··· Record extracts
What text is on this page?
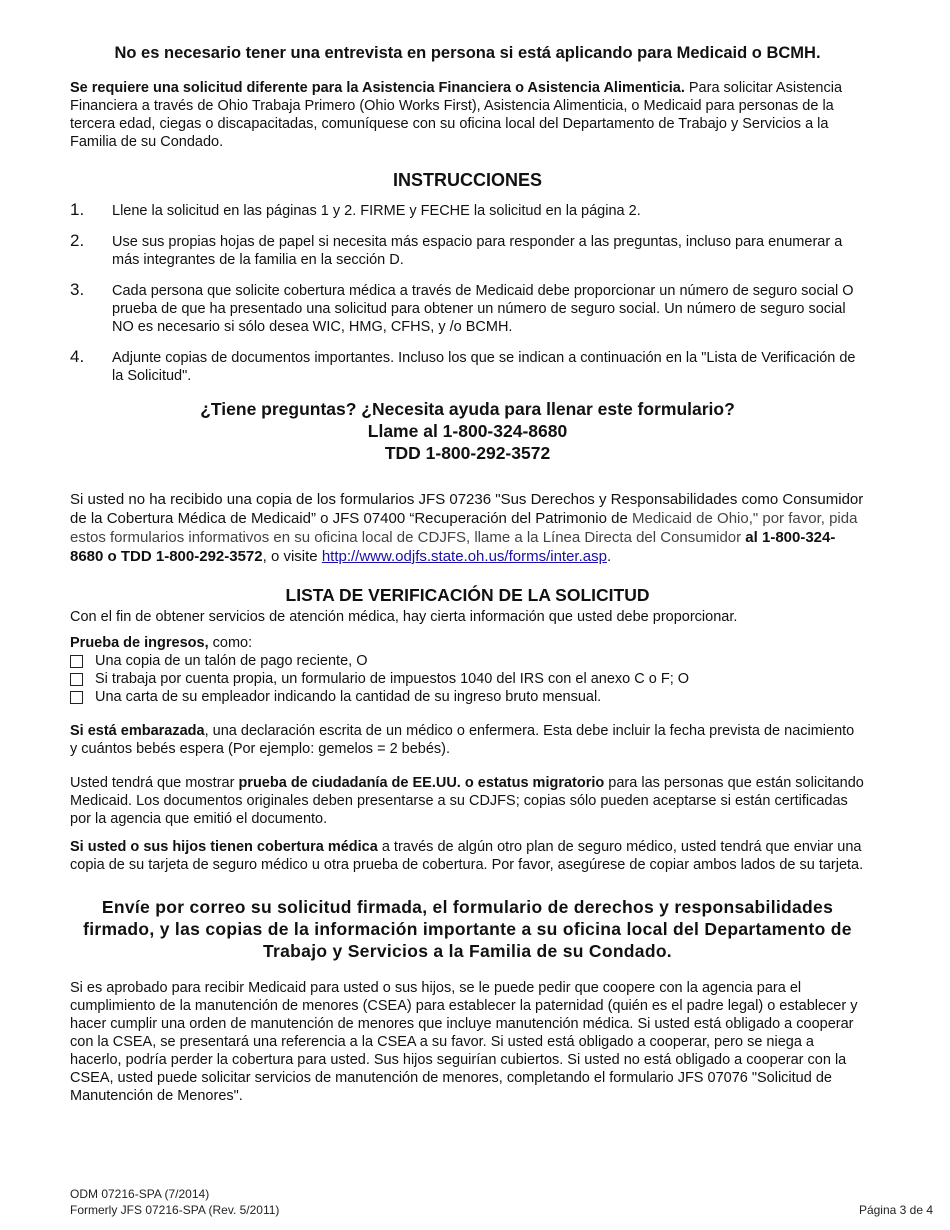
No es necesario tener una entrevista en persona si está aplicando para Medicaid o BCMH.

Se requiere una solicitud diferente para la Asistencia Financiera o Asistencia Alimenticia. Para solicitar Asistencia Financiera a través de Ohio Trabaja Primero (Ohio Works First), Asistencia Alimenticia, o Medicaid para personas de la tercera edad, ciegas o discapacitadas, comuníquese con su oficina local del Departamento de Trabajo y Servicios a la Familia de su Condado.

INSTRUCCIONES
1. Llene la solicitud en las páginas 1 y 2. FIRME y FECHE la solicitud en la página 2.
2. Use sus propias hojas de papel si necesita más espacio para responder a las preguntas, incluso para enumerar a más integrantes de la familia en la sección D.
3. Cada persona que solicite cobertura médica a través de Medicaid debe proporcionar un número de seguro social O prueba de que ha presentado una solicitud para obtener un número de seguro social. Un número de seguro social NO es necesario si sólo desea WIC, HMG, CFHS, y /o BCMH.
4. Adjunte copias de documentos importantes. Incluso los que se indican a continuación en la "Lista de Verificación de la Solicitud".
¿Tiene preguntas? ¿Necesita ayuda para llenar este formulario?
Llame al 1-800-324-8680
TDD 1-800-292-3572

Si usted no ha recibido una copia de los formularios JFS 07236 "Sus Derechos y Responsabilidades como Consumidor de la Cobertura Médica de Medicaid” o JFS 07400 “Recuperación del Patrimonio de Medicaid de Ohio," por favor, pida estos formularios informativos en su oficina local de CDJFS, llame a la Línea Directa del Consumidor al 1-800-324-8680 o TDD 1-800-292-3572, o visite http://www.odjfs.state.oh.us/forms/inter.asp.

LISTA DE VERIFICACIÓN DE LA SOLICITUD

Con el fin de obtener servicios de atención médica, hay cierta información que usted debe proporcionar.

Prueba de ingresos, como:

Una copia de un talón de pago reciente, O
Si trabaja por cuenta propia, un formulario de impuestos 1040 del IRS con el anexo C o F; O
Una carta de su empleador indicando la cantidad de su ingreso bruto mensual.

Si está embarazada, una declaración escrita de un médico o enfermera. Esta debe incluir la fecha prevista de nacimiento y cuántos bebés espera (Por ejemplo: gemelos = 2 bebés).

Usted tendrá que mostrar prueba de ciudadanía de EE.UU. o estatus migratorio para las personas que están solicitando Medicaid. Los documentos originales deben presentarse a su CDJFS; copias sólo pueden aceptarse si están certificadas por la agencia que emitió el documento.

Si usted o sus hijos tienen cobertura médica a través de algún otro plan de seguro médico, usted tendrá que enviar una copia de su tarjeta de seguro médico u otra prueba de cobertura. Por favor, asegúrese de copiar ambos lados de su tarjeta.

Envíe por correo su solicitud firmada, el formulario de derechos y responsabilidades firmado, y las copias de la información importante a su oficina local del Departamento de Trabajo y Servicios a la Familia de su Condado.

Si es aprobado para recibir Medicaid para usted o sus hijos, se le puede pedir que coopere con la agencia para el cumplimiento de la manutención de menores (CSEA) para establecer la paternidad (quién es el padre legal) o establecer y hacer cumplir una orden de manutención de menores que incluye manutención médica. Si usted está obligado a cooperar con la CSEA, se presentará una referencia a la CSEA a su favor. Si usted está obligado a cooperar, pero se niega a hacerlo, podría perder la cobertura para usted. Sus hijos seguirían cubiertos. Si usted no está obligado a cooperar con la CSEA, usted puede solicitar servicios de manutención de menores, completando el formulario JFS 07076 "Solicitud de Manutención de Menores".

ODM 07216-SPA (7/2014)
Formerly JFS 07216-SPA (Rev. 5/2011)	Página 3 de 4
······
§ Given exercise: From the entries above, copy out every line where the string "necesario" appears.

§ Response below:
No es necesario tener una entrevista en persona si está aplicando para Medicaid o BCMH.
3. Cada persona que solicite cobertura médica a través de Medicaid debe proporcionar un número de seguro social O prueba de que ha presentado una solicitud para obtener un número de seguro social. Un número de seguro social NO es necesario si sólo desea WIC, HMG, CFHS, y /o BCMH.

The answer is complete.